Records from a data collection
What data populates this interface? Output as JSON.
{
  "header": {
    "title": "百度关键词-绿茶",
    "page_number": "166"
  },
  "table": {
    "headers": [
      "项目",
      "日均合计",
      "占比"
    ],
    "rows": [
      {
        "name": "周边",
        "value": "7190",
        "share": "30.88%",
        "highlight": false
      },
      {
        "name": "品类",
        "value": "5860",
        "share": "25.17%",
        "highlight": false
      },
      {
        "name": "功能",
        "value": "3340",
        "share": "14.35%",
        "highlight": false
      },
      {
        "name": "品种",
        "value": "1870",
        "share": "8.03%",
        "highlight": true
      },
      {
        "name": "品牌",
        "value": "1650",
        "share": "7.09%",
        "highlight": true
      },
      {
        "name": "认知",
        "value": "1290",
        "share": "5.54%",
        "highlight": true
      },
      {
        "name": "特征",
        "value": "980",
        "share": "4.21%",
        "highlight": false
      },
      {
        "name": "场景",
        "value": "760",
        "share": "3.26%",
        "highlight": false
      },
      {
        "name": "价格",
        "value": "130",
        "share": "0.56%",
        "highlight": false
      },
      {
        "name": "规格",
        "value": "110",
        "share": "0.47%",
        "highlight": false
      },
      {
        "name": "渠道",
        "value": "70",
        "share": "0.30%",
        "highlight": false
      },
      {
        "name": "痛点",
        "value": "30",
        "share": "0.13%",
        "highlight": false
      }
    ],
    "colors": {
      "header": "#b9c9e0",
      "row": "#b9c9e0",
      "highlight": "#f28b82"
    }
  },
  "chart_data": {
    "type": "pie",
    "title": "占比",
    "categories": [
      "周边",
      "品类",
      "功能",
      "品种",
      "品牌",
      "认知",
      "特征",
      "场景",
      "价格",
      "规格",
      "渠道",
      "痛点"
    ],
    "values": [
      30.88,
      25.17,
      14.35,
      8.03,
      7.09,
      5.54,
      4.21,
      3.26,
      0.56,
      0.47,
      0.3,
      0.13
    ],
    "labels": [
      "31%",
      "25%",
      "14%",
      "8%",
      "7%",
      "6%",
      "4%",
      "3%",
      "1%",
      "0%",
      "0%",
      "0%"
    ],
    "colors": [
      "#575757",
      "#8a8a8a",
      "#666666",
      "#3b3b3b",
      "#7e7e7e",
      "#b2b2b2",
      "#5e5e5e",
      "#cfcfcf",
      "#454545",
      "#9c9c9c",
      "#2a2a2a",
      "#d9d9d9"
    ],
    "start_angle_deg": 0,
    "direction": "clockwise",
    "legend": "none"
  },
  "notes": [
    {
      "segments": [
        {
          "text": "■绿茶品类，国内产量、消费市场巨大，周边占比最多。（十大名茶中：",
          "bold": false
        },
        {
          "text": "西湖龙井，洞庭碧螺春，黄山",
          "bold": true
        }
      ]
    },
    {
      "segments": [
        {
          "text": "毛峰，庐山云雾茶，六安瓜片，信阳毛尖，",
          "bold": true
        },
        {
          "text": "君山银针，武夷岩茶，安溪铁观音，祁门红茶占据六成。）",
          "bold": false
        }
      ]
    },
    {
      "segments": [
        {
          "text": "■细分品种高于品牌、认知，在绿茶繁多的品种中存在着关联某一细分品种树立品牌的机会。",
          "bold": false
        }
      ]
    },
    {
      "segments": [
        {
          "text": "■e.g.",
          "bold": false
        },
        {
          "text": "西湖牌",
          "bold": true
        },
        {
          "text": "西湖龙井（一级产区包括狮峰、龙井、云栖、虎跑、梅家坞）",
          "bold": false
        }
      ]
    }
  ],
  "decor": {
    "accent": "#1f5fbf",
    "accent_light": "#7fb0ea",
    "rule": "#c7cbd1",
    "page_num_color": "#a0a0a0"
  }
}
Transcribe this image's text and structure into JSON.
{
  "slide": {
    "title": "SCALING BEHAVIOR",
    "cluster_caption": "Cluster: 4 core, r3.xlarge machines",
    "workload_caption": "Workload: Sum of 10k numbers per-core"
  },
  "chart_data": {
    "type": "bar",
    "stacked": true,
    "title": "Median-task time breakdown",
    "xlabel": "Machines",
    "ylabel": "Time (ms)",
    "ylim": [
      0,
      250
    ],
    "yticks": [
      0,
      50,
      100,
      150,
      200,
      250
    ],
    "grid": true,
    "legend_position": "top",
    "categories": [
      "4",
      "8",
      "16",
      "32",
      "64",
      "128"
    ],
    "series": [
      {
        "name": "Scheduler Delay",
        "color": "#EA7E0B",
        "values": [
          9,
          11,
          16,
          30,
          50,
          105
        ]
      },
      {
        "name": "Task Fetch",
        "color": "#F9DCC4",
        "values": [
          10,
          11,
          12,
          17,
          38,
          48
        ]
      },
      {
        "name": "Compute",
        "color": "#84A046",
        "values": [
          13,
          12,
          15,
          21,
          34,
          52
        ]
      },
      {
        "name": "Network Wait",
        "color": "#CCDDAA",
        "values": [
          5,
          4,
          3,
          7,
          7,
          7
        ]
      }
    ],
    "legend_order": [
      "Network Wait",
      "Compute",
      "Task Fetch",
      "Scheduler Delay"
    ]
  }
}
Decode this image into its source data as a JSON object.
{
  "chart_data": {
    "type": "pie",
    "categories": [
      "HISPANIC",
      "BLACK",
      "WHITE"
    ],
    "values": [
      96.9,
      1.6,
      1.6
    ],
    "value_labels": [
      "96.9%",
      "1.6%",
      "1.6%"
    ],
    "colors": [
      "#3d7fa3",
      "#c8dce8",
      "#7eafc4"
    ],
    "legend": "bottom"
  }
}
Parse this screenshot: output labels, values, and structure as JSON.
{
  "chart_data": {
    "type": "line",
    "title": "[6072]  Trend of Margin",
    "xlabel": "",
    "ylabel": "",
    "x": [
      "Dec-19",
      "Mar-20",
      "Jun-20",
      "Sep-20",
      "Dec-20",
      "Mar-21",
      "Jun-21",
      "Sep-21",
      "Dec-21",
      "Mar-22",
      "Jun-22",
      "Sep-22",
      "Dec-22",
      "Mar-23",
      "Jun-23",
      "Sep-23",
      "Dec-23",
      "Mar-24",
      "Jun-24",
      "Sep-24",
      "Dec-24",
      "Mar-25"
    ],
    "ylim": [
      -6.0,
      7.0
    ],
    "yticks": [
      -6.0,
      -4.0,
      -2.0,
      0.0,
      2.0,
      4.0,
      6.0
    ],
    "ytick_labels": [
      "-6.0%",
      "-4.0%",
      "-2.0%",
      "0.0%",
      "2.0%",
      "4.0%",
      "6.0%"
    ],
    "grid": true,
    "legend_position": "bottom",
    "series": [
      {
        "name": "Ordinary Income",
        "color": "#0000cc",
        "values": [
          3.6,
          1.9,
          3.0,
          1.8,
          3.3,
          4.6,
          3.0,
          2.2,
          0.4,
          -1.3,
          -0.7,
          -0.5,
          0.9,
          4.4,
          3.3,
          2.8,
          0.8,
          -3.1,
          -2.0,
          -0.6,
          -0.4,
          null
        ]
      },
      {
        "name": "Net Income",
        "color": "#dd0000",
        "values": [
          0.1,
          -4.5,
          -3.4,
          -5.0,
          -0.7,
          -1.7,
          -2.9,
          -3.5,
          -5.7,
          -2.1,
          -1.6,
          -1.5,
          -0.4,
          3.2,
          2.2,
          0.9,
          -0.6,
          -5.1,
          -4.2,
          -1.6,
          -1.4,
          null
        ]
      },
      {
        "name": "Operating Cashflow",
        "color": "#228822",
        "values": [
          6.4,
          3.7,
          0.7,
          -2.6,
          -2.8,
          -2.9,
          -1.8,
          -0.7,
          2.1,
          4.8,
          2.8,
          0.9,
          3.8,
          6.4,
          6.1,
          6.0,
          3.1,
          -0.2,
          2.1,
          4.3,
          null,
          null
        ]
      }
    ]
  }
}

**TASK PROMPT:** Read the entries and show each line that mentions "image".

**WORKED SOLUTION:**
Transcribe this image's text and structure into JSON.
Decode this image into its source data as a JSON object.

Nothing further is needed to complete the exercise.